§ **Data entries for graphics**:
"""
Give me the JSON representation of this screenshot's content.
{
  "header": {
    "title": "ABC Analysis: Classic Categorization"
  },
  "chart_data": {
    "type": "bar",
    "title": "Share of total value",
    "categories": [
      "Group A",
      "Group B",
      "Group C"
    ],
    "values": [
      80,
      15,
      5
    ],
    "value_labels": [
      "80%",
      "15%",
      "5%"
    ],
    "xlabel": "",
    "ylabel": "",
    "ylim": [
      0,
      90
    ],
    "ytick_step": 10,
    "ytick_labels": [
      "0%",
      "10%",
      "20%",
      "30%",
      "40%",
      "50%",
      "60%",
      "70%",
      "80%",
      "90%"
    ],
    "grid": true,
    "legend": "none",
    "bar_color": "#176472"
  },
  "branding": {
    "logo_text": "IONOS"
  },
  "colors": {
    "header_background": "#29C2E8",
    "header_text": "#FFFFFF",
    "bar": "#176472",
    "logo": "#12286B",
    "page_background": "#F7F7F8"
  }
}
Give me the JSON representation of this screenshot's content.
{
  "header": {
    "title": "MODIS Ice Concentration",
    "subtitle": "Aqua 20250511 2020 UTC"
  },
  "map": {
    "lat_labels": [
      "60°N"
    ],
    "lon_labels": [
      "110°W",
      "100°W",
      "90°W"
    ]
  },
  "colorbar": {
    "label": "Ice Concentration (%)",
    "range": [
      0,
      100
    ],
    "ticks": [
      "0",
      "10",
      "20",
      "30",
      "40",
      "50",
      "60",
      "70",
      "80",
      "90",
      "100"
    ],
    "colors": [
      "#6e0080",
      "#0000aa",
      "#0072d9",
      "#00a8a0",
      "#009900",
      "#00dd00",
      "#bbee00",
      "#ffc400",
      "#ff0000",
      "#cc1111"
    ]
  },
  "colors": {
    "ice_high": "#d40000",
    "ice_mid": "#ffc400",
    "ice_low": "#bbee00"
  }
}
"""
§ **CHALLENGE**: Quote the entire listing above exactly.

§ **RESPONSE TO THE TASK**:
Give me the JSON representation of this screenshot's content.
{
  "header": {
    "title": "ABC Analysis: Classic Categorization"
  },
  "chart_data": {
    "type": "bar",
    "title": "Share of total value",
    "categories": [
      "Group A",
      "Group B",
      "Group C"
    ],
    "values": [
      80,
      15,
      5
    ],
    "value_labels": [
      "80%",
      "15%",
      "5%"
    ],
    "xlabel": "",
    "ylabel": "",
    "ylim": [
      0,
      90
    ],
    "ytick_step": 10,
    "ytick_labels": [
      "0%",
      "10%",
      "20%",
      "30%",
      "40%",
      "50%",
      "60%",
      "70%",
      "80%",
      "90%"
    ],
    "grid": true,
    "legend": "none",
    "bar_color": "#176472"
  },
  "branding": {
    "logo_text": "IONOS"
  },
  "colors": {
    "header_background": "#29C2E8",
    "header_text": "#FFFFFF",
    "bar": "#176472",
    "logo": "#12286B",
    "page_background": "#F7F7F8"
  }
}
Give me the JSON representation of this screenshot's content.
{
  "header": {
    "title": "MODIS Ice Concentration",
    "subtitle": "Aqua 20250511 2020 UTC"
  },
  "map": {
    "lat_labels": [
      "60°N"
    ],
    "lon_labels": [
      "110°W",
      "100°W",
      "90°W"
    ]
  },
  "colorbar": {
    "label": "Ice Concentration (%)",
    "range": [
      0,
      100
    ],
    "ticks": [
      "0",
      "10",
      "20",
      "30",
      "40",
      "50",
      "60",
      "70",
      "80",
      "90",
      "100"
    ],
    "colors": [
      "#6e0080",
      "#0000aa",
      "#0072d9",
      "#00a8a0",
      "#009900",
      "#00dd00",
      "#bbee00",
      "#ffc400",
      "#ff0000",
      "#cc1111"
    ]
  },
  "colors": {
    "ice_high": "#d40000",
    "ice_mid": "#ffc400",
    "ice_low": "#bbee00"
  }
}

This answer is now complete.